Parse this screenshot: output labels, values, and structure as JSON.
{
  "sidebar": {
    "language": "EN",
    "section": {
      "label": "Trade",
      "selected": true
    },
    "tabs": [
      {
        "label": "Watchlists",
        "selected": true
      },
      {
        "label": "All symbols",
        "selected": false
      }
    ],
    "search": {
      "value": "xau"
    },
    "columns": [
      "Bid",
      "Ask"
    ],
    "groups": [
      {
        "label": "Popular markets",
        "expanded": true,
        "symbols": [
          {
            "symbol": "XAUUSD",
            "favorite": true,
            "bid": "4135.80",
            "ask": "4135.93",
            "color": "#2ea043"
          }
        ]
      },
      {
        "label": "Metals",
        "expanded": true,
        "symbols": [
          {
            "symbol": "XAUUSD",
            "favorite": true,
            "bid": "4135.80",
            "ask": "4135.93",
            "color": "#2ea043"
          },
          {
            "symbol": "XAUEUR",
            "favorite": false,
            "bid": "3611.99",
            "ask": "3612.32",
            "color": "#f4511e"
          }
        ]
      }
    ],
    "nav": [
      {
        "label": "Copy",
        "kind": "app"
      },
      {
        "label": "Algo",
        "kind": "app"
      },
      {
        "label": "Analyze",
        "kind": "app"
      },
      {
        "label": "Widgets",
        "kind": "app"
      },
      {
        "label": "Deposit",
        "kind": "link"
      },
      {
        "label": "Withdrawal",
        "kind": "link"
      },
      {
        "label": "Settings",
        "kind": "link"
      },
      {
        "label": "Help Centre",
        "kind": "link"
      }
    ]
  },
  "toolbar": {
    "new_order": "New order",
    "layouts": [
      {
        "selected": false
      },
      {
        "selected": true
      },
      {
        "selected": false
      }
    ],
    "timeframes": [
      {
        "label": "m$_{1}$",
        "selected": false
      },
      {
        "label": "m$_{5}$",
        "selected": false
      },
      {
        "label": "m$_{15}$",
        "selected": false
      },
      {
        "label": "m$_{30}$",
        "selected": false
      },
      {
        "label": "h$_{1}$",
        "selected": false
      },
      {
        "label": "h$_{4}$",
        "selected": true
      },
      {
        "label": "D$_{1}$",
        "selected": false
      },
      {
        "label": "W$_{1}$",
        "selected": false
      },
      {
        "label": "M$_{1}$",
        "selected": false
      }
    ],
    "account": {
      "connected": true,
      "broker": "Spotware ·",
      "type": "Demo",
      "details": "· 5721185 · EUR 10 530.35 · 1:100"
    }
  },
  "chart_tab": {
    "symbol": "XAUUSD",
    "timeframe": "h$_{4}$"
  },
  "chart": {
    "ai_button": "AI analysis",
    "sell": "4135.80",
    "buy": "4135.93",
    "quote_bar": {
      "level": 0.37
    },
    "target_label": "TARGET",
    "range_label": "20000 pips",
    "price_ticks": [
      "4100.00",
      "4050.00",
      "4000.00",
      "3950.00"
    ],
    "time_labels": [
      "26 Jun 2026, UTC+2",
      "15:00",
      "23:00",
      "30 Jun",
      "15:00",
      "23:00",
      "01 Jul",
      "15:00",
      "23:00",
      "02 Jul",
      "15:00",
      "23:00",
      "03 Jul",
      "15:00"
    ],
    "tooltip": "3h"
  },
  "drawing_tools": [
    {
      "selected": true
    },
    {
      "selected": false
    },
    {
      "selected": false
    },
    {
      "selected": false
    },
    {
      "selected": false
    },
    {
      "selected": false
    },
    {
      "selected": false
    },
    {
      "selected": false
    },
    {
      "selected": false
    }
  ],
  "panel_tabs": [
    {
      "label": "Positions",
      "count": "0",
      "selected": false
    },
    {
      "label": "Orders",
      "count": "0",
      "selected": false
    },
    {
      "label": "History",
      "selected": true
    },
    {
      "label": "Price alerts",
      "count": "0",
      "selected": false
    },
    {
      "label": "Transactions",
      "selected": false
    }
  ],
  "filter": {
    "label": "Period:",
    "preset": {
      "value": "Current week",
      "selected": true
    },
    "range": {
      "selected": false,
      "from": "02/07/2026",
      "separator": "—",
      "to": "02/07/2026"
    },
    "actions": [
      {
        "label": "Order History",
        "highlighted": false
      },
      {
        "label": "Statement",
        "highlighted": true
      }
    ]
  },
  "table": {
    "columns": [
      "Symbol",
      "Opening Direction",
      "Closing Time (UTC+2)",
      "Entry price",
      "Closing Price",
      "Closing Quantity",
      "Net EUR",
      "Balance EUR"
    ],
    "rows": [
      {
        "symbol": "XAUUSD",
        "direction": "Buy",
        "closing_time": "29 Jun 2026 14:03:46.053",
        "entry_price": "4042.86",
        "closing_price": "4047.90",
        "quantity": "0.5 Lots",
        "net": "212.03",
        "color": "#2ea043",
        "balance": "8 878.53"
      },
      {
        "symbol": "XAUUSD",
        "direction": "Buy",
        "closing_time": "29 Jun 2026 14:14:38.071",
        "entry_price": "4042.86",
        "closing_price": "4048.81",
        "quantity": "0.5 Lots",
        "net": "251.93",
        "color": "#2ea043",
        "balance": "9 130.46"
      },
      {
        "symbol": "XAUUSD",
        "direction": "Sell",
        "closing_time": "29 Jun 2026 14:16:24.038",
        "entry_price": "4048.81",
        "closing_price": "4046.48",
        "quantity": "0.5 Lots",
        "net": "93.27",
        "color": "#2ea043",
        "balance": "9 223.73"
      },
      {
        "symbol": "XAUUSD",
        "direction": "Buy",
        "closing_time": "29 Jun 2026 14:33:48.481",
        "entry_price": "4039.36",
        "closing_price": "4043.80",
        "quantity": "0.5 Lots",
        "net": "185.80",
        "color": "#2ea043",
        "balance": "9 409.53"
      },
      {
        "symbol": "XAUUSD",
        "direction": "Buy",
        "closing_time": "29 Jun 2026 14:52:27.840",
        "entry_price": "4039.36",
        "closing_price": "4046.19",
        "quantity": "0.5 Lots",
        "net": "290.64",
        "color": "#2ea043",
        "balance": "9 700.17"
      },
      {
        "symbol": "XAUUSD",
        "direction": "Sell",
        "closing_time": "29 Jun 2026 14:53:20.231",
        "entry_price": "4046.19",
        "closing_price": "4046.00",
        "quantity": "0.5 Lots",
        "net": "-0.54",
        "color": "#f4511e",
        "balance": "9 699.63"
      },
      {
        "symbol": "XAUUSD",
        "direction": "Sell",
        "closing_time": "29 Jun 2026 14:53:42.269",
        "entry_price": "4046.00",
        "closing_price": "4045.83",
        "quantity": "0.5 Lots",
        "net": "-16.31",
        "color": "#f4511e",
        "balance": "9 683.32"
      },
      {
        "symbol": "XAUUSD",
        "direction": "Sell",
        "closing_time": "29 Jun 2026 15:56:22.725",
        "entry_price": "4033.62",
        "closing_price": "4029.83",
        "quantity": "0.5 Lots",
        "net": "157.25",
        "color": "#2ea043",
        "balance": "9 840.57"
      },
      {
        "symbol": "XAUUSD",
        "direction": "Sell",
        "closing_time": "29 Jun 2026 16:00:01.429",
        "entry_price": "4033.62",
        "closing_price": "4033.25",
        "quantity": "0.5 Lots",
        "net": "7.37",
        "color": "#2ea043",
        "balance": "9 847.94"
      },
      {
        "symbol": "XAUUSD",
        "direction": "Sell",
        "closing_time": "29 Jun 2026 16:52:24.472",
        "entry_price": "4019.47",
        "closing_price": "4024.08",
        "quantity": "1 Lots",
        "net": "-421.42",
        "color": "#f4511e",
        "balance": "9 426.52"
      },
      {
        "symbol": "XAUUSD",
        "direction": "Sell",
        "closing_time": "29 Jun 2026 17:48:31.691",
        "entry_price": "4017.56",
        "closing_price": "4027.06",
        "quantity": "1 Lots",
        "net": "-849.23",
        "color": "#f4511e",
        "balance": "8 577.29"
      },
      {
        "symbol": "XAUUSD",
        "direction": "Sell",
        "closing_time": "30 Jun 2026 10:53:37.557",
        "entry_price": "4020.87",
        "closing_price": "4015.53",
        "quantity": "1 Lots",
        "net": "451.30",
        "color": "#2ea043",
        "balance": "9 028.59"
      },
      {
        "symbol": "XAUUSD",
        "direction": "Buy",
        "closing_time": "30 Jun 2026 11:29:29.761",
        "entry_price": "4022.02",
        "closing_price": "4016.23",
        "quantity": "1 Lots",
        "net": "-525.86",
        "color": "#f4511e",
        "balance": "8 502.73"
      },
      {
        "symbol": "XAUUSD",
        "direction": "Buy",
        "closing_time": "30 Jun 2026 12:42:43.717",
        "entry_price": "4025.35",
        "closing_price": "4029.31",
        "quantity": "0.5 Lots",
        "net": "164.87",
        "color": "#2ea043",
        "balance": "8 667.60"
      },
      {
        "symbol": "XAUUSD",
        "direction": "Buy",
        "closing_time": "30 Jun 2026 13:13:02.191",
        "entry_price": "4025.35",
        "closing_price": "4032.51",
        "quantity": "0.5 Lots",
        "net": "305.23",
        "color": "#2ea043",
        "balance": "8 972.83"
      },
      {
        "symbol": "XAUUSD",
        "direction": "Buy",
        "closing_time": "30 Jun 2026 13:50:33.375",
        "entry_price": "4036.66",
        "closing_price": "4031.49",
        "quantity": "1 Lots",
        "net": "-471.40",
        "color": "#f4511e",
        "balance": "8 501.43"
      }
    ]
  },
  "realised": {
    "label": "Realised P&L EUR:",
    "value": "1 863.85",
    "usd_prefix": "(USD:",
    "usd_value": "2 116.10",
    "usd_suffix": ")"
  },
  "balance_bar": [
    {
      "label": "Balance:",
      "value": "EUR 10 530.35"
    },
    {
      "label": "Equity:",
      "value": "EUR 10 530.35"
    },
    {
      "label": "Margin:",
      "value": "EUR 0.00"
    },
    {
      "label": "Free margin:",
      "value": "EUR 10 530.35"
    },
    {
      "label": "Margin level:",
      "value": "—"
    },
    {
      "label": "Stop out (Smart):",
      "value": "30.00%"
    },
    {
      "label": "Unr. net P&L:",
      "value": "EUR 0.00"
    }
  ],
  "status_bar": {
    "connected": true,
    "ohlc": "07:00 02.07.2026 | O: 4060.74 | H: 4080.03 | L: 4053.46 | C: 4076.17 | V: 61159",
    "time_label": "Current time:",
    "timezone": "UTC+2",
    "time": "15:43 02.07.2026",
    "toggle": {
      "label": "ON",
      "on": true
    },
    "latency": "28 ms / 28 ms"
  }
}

☆ ☆ ☆ ☆

**TASK OBJECTIVE**
Scan the entries above for the word "highlighted" and collect each line holding it.

**SOLUTION TO THIS EXERCISE**
        "highlighted": false
        "highlighted": true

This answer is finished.